> **WHAT YOU ARE ASKED TO DO**
Scan the following material for the string "this" and copy each line in which it appears.

Data extracted from a collection:

▼▼▼

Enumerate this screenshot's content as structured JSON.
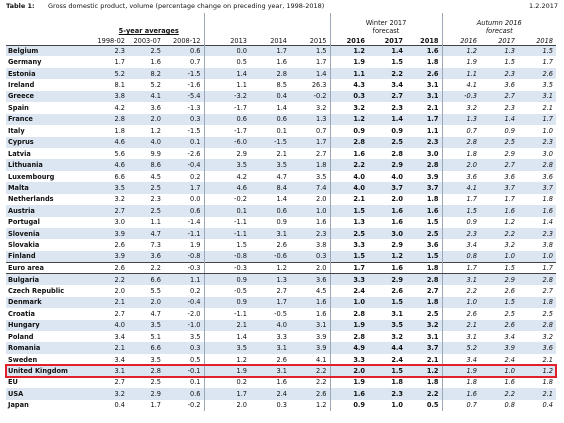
{
  "header": {
    "label": "Table 1:",
    "title": "Gross domestic product, volume (percentage change on preceding year, 1998-2018)",
    "date": "1.2.2017"
  },
  "columns": {
    "groups": [
      "5-year averages",
      "Winter 2017 forecast",
      "Autumn 2016 forecast"
    ],
    "years": [
      "1998-02",
      "2003-07",
      "2008-12",
      "2013",
      "2014",
      "2015",
      "2016",
      "2017",
      "2018",
      "2016",
      "2017",
      "2018"
    ]
  },
  "table": {
    "rows": [
      {
        "country": "Belgium",
        "values": [
          "2.3",
          "2.5",
          "0.6",
          "0.0",
          "1.7",
          "1.5",
          "1.2",
          "1.4",
          "1.6",
          "1.2",
          "1.3",
          "1.5"
        ]
      },
      {
        "country": "Germany",
        "values": [
          "1.7",
          "1.6",
          "0.7",
          "0.5",
          "1.6",
          "1.7",
          "1.9",
          "1.5",
          "1.8",
          "1.9",
          "1.5",
          "1.7"
        ]
      },
      {
        "country": "Estonia",
        "values": [
          "5.2",
          "8.2",
          "-1.5",
          "1.4",
          "2.8",
          "1.4",
          "1.1",
          "2.2",
          "2.6",
          "1.1",
          "2.3",
          "2.6"
        ]
      },
      {
        "country": "Ireland",
        "values": [
          "8.1",
          "5.2",
          "-1.6",
          "1.1",
          "8.5",
          "26.3",
          "4.3",
          "3.4",
          "3.1",
          "4.1",
          "3.6",
          "3.5"
        ]
      },
      {
        "country": "Greece",
        "values": [
          "3.8",
          "4.1",
          "-5.4",
          "-3.2",
          "0.4",
          "-0.2",
          "0.3",
          "2.7",
          "3.1",
          "-0.3",
          "2.7",
          "3.1"
        ]
      },
      {
        "country": "Spain",
        "values": [
          "4.2",
          "3.6",
          "-1.3",
          "-1.7",
          "1.4",
          "3.2",
          "3.2",
          "2.3",
          "2.1",
          "3.2",
          "2.3",
          "2.1"
        ]
      },
      {
        "country": "France",
        "values": [
          "2.8",
          "2.0",
          "0.3",
          "0.6",
          "0.6",
          "1.3",
          "1.2",
          "1.4",
          "1.7",
          "1.3",
          "1.4",
          "1.7"
        ]
      },
      {
        "country": "Italy",
        "values": [
          "1.8",
          "1.2",
          "-1.5",
          "-1.7",
          "0.1",
          "0.7",
          "0.9",
          "0.9",
          "1.1",
          "0.7",
          "0.9",
          "1.0"
        ]
      },
      {
        "country": "Cyprus",
        "values": [
          "4.6",
          "4.0",
          "0.1",
          "-6.0",
          "-1.5",
          "1.7",
          "2.8",
          "2.5",
          "2.3",
          "2.8",
          "2.5",
          "2.3"
        ]
      },
      {
        "country": "Latvia",
        "values": [
          "5.6",
          "9.9",
          "-2.6",
          "2.9",
          "2.1",
          "2.7",
          "1.6",
          "2.8",
          "3.0",
          "1.8",
          "2.9",
          "3.0"
        ]
      },
      {
        "country": "Lithuania",
        "values": [
          "4.6",
          "8.6",
          "-0.4",
          "3.5",
          "3.5",
          "1.8",
          "2.2",
          "2.9",
          "2.8",
          "2.0",
          "2.7",
          "2.8"
        ]
      },
      {
        "country": "Luxembourg",
        "values": [
          "6.6",
          "4.5",
          "0.2",
          "4.2",
          "4.7",
          "3.5",
          "4.0",
          "4.0",
          "3.9",
          "3.6",
          "3.6",
          "3.6"
        ]
      },
      {
        "country": "Malta",
        "values": [
          "3.5",
          "2.5",
          "1.7",
          "4.6",
          "8.4",
          "7.4",
          "4.0",
          "3.7",
          "3.7",
          "4.1",
          "3.7",
          "3.7"
        ]
      },
      {
        "country": "Netherlands",
        "values": [
          "3.2",
          "2.3",
          "0.0",
          "-0.2",
          "1.4",
          "2.0",
          "2.1",
          "2.0",
          "1.8",
          "1.7",
          "1.7",
          "1.8"
        ]
      },
      {
        "country": "Austria",
        "values": [
          "2.7",
          "2.5",
          "0.6",
          "0.1",
          "0.6",
          "1.0",
          "1.5",
          "1.6",
          "1.6",
          "1.5",
          "1.6",
          "1.6"
        ]
      },
      {
        "country": "Portugal",
        "values": [
          "3.0",
          "1.1",
          "-1.4",
          "-1.1",
          "0.9",
          "1.6",
          "1.3",
          "1.6",
          "1.5",
          "0.9",
          "1.2",
          "1.4"
        ]
      },
      {
        "country": "Slovenia",
        "values": [
          "3.9",
          "4.7",
          "-1.1",
          "-1.1",
          "3.1",
          "2.3",
          "2.5",
          "3.0",
          "2.5",
          "2.3",
          "2.2",
          "2.3"
        ]
      },
      {
        "country": "Slovakia",
        "values": [
          "2.6",
          "7.3",
          "1.9",
          "1.5",
          "2.6",
          "3.8",
          "3.3",
          "2.9",
          "3.6",
          "3.4",
          "3.2",
          "3.8"
        ]
      },
      {
        "country": "Finland",
        "values": [
          "3.9",
          "3.6",
          "-0.8",
          "-0.8",
          "-0.6",
          "0.3",
          "1.5",
          "1.2",
          "1.5",
          "0.8",
          "1.0",
          "1.0"
        ]
      },
      {
        "country": "Euro area",
        "values": [
          "2.6",
          "2.2",
          "-0.3",
          "-0.3",
          "1.2",
          "2.0",
          "1.7",
          "1.6",
          "1.8",
          "1.7",
          "1.5",
          "1.7"
        ]
      },
      {
        "country": "Bulgaria",
        "values": [
          "2.2",
          "6.6",
          "1.1",
          "0.9",
          "1.3",
          "3.6",
          "3.3",
          "2.9",
          "2.8",
          "3.1",
          "2.9",
          "2.8"
        ]
      },
      {
        "country": "Czech Republic",
        "values": [
          "2.0",
          "5.5",
          "0.2",
          "-0.5",
          "2.7",
          "4.5",
          "2.4",
          "2.6",
          "2.7",
          "2.2",
          "2.6",
          "2.7"
        ]
      },
      {
        "country": "Denmark",
        "values": [
          "2.1",
          "2.0",
          "-0.4",
          "0.9",
          "1.7",
          "1.6",
          "1.0",
          "1.5",
          "1.8",
          "1.0",
          "1.5",
          "1.8"
        ]
      },
      {
        "country": "Croatia",
        "values": [
          "2.7",
          "4.7",
          "-2.0",
          "-1.1",
          "-0.5",
          "1.6",
          "2.8",
          "3.1",
          "2.5",
          "2.6",
          "2.5",
          "2.5"
        ]
      },
      {
        "country": "Hungary",
        "values": [
          "4.0",
          "3.5",
          "-1.0",
          "2.1",
          "4.0",
          "3.1",
          "1.9",
          "3.5",
          "3.2",
          "2.1",
          "2.6",
          "2.8"
        ]
      },
      {
        "country": "Poland",
        "values": [
          "3.4",
          "5.1",
          "3.5",
          "1.4",
          "3.3",
          "3.9",
          "2.8",
          "3.2",
          "3.1",
          "3.1",
          "3.4",
          "3.2"
        ]
      },
      {
        "country": "Romania",
        "values": [
          "2.1",
          "6.6",
          "0.3",
          "3.5",
          "3.1",
          "3.9",
          "4.9",
          "4.4",
          "3.7",
          "5.2",
          "3.9",
          "3.6"
        ]
      },
      {
        "country": "Sweden",
        "values": [
          "3.4",
          "3.5",
          "0.5",
          "1.2",
          "2.6",
          "4.1",
          "3.3",
          "2.4",
          "2.1",
          "3.4",
          "2.4",
          "2.1"
        ]
      },
      {
        "country": "United Kingdom",
        "values": [
          "3.1",
          "2.8",
          "-0.1",
          "1.9",
          "3.1",
          "2.2",
          "2.0",
          "1.5",
          "1.2",
          "1.9",
          "1.0",
          "1.2"
        ]
      },
      {
        "country": "EU",
        "values": [
          "2.7",
          "2.5",
          "0.1",
          "0.2",
          "1.6",
          "2.2",
          "1.9",
          "1.8",
          "1.8",
          "1.8",
          "1.6",
          "1.8"
        ]
      },
      {
        "country": "USA",
        "values": [
          "3.2",
          "2.9",
          "0.6",
          "1.7",
          "2.4",
          "2.6",
          "1.6",
          "2.3",
          "2.2",
          "1.6",
          "2.2",
          "2.1"
        ]
      },
      {
        "country": "Japan",
        "values": [
          "0.4",
          "1.7",
          "-0.2",
          "2.0",
          "0.3",
          "1.2",
          "0.9",
          "1.0",
          "0.5",
          "0.7",
          "0.8",
          "0.4"
        ]
      }
    ]
  }
}
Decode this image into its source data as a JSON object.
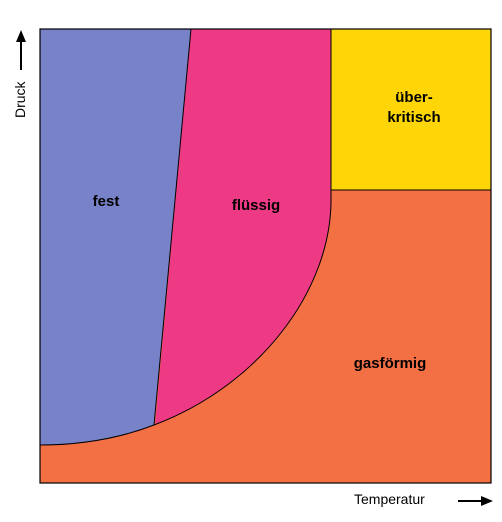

▲▲▲

> **CORRECT ANSWER**
Enumerate this screenshot's content as structured JSON.
Decode this image into its source data as a JSON object.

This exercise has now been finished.